WHAT IS REQUIRED
Reproduce every line of the listing below, character for character.

====================

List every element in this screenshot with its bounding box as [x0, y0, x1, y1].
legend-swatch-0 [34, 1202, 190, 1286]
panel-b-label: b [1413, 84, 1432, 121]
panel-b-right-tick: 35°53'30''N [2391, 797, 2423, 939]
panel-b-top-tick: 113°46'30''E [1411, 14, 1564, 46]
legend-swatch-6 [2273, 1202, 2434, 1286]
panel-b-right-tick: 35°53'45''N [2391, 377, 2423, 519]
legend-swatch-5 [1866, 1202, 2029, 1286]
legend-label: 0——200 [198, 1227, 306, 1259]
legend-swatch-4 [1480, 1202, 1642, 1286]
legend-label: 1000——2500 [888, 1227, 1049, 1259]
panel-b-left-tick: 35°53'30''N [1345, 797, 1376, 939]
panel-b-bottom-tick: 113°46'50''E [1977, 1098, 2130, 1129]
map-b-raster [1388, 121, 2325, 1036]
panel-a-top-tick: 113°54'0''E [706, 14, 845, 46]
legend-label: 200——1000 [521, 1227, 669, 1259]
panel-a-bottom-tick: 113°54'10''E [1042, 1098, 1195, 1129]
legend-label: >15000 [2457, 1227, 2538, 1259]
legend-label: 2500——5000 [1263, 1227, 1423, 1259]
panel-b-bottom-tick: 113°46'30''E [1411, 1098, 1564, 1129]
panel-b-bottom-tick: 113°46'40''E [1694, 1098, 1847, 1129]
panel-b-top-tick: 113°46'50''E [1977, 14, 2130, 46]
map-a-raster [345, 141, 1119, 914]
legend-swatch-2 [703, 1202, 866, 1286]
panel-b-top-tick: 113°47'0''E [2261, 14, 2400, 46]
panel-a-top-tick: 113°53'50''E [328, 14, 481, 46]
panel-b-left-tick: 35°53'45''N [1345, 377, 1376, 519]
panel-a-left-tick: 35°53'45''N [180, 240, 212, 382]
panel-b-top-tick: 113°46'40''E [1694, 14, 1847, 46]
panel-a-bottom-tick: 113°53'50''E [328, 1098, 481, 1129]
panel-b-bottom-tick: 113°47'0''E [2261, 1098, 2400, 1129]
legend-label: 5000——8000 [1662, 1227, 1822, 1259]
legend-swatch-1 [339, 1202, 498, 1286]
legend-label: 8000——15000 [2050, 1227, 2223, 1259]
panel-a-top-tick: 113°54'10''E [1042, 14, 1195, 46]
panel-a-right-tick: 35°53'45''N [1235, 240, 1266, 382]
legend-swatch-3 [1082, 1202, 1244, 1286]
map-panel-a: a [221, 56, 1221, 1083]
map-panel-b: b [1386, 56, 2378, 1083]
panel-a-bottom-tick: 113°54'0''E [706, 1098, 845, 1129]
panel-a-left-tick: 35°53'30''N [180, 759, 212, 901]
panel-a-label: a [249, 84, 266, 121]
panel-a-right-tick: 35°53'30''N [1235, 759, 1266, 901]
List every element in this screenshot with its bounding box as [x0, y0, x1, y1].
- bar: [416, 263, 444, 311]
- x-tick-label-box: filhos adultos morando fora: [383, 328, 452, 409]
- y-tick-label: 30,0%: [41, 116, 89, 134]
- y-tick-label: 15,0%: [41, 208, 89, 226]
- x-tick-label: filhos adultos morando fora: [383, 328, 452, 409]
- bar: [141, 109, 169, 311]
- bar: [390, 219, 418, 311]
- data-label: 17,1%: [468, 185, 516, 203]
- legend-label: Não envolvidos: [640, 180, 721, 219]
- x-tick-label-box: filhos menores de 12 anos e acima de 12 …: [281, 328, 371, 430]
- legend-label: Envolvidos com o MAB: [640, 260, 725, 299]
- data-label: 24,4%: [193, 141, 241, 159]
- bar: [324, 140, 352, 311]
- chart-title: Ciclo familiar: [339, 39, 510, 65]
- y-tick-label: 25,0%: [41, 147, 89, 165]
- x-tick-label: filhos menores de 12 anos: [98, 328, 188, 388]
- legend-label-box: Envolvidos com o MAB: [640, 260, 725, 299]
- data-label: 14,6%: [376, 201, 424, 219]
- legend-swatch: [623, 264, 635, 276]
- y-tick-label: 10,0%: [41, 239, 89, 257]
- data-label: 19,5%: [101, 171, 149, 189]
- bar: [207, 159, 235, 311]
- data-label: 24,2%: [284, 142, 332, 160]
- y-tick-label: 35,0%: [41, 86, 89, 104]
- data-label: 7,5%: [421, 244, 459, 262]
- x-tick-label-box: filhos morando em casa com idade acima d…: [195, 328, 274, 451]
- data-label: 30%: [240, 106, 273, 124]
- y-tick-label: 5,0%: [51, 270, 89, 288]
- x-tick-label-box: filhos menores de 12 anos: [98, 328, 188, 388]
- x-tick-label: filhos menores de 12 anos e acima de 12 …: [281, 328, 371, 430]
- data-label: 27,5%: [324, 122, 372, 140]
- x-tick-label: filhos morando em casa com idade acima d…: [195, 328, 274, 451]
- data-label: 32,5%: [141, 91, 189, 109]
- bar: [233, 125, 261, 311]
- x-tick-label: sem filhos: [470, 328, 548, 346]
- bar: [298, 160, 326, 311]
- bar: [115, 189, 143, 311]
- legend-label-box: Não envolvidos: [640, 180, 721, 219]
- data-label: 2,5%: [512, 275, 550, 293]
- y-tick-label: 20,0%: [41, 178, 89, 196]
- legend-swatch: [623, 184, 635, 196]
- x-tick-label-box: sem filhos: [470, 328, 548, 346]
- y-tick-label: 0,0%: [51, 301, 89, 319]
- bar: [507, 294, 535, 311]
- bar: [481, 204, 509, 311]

====================

OUTPUT FOR THIS EXERCISE
List every element in this screenshot with its bounding box as [x0, y0, x1, y1].
legend-swatch-0 [34, 1202, 190, 1286]
panel-b-label: b [1413, 84, 1432, 121]
panel-b-right-tick: 35°53'30''N [2391, 797, 2423, 939]
panel-b-top-tick: 113°46'30''E [1411, 14, 1564, 46]
legend-swatch-6 [2273, 1202, 2434, 1286]
panel-b-right-tick: 35°53'45''N [2391, 377, 2423, 519]
legend-swatch-5 [1866, 1202, 2029, 1286]
legend-label: 0——200 [198, 1227, 306, 1259]
legend-swatch-4 [1480, 1202, 1642, 1286]
legend-label: 1000——2500 [888, 1227, 1049, 1259]
panel-b-left-tick: 35°53'30''N [1345, 797, 1376, 939]
panel-b-bottom-tick: 113°46'50''E [1977, 1098, 2130, 1129]
map-b-raster [1388, 121, 2325, 1036]
panel-a-top-tick: 113°54'0''E [706, 14, 845, 46]
legend-label: 200——1000 [521, 1227, 669, 1259]
panel-a-bottom-tick: 113°54'10''E [1042, 1098, 1195, 1129]
legend-label: >15000 [2457, 1227, 2538, 1259]
legend-label: 2500——5000 [1263, 1227, 1423, 1259]
panel-b-bottom-tick: 113°46'30''E [1411, 1098, 1564, 1129]
panel-b-bottom-tick: 113°46'40''E [1694, 1098, 1847, 1129]
panel-b-top-tick: 113°46'50''E [1977, 14, 2130, 46]
map-a-raster [345, 141, 1119, 914]
legend-swatch-2 [703, 1202, 866, 1286]
panel-b-top-tick: 113°47'0''E [2261, 14, 2400, 46]
panel-a-top-tick: 113°53'50''E [328, 14, 481, 46]
panel-b-left-tick: 35°53'45''N [1345, 377, 1376, 519]
panel-a-left-tick: 35°53'45''N [180, 240, 212, 382]
panel-b-top-tick: 113°46'40''E [1694, 14, 1847, 46]
panel-a-bottom-tick: 113°53'50''E [328, 1098, 481, 1129]
panel-b-bottom-tick: 113°47'0''E [2261, 1098, 2400, 1129]
legend-label: 5000——8000 [1662, 1227, 1822, 1259]
legend-swatch-1 [339, 1202, 498, 1286]
legend-label: 8000——15000 [2050, 1227, 2223, 1259]
panel-a-top-tick: 113°54'10''E [1042, 14, 1195, 46]
panel-a-right-tick: 35°53'45''N [1235, 240, 1266, 382]
legend-swatch-3 [1082, 1202, 1244, 1286]
map-panel-a: a [221, 56, 1221, 1083]
map-panel-b: b [1386, 56, 2378, 1083]
panel-a-bottom-tick: 113°54'0''E [706, 1098, 845, 1129]
panel-a-left-tick: 35°53'30''N [180, 759, 212, 901]
panel-a-label: a [249, 84, 266, 121]
panel-a-right-tick: 35°53'30''N [1235, 759, 1266, 901]
List every element in this screenshot with its bounding box as [x0, y0, x1, y1].
- bar: [416, 263, 444, 311]
- x-tick-label-box: filhos adultos morando fora: [383, 328, 452, 409]
- y-tick-label: 30,0%: [41, 116, 89, 134]
- y-tick-label: 15,0%: [41, 208, 89, 226]
- x-tick-label: filhos adultos morando fora: [383, 328, 452, 409]
- bar: [141, 109, 169, 311]
- bar: [390, 219, 418, 311]
- data-label: 17,1%: [468, 185, 516, 203]
- legend-label: Não envolvidos: [640, 180, 721, 219]
- x-tick-label-box: filhos menores de 12 anos e acima de 12 …: [281, 328, 371, 430]
- legend-label: Envolvidos com o MAB: [640, 260, 725, 299]
- data-label: 24,4%: [193, 141, 241, 159]
- bar: [324, 140, 352, 311]
- chart-title: Ciclo familiar: [339, 39, 510, 65]
- y-tick-label: 25,0%: [41, 147, 89, 165]
- x-tick-label: filhos menores de 12 anos: [98, 328, 188, 388]
- legend-label-box: Envolvidos com o MAB: [640, 260, 725, 299]
- data-label: 14,6%: [376, 201, 424, 219]
- legend-swatch: [623, 264, 635, 276]
- y-tick-label: 10,0%: [41, 239, 89, 257]
- data-label: 19,5%: [101, 171, 149, 189]
- bar: [207, 159, 235, 311]
- data-label: 24,2%: [284, 142, 332, 160]
- y-tick-label: 35,0%: [41, 86, 89, 104]
- data-label: 7,5%: [421, 244, 459, 262]
- x-tick-label-box: filhos morando em casa com idade acima d…: [195, 328, 274, 451]
- data-label: 30%: [240, 106, 273, 124]
- y-tick-label: 5,0%: [51, 270, 89, 288]
- x-tick-label-box: filhos menores de 12 anos: [98, 328, 188, 388]
- x-tick-label: filhos menores de 12 anos e acima de 12 …: [281, 328, 371, 430]
- data-label: 27,5%: [324, 122, 372, 140]
- x-tick-label: filhos morando em casa com idade acima d…: [195, 328, 274, 451]
- data-label: 32,5%: [141, 91, 189, 109]
- bar: [233, 125, 261, 311]
- x-tick-label: sem filhos: [470, 328, 548, 346]
- bar: [298, 160, 326, 311]
- bar: [115, 189, 143, 311]
- legend-label-box: Não envolvidos: [640, 180, 721, 219]
- data-label: 2,5%: [512, 275, 550, 293]
- y-tick-label: 20,0%: [41, 178, 89, 196]
- legend-swatch: [623, 184, 635, 196]
- x-tick-label-box: sem filhos: [470, 328, 548, 346]
- y-tick-label: 0,0%: [51, 301, 89, 319]
- bar: [507, 294, 535, 311]
- bar: [481, 204, 509, 311]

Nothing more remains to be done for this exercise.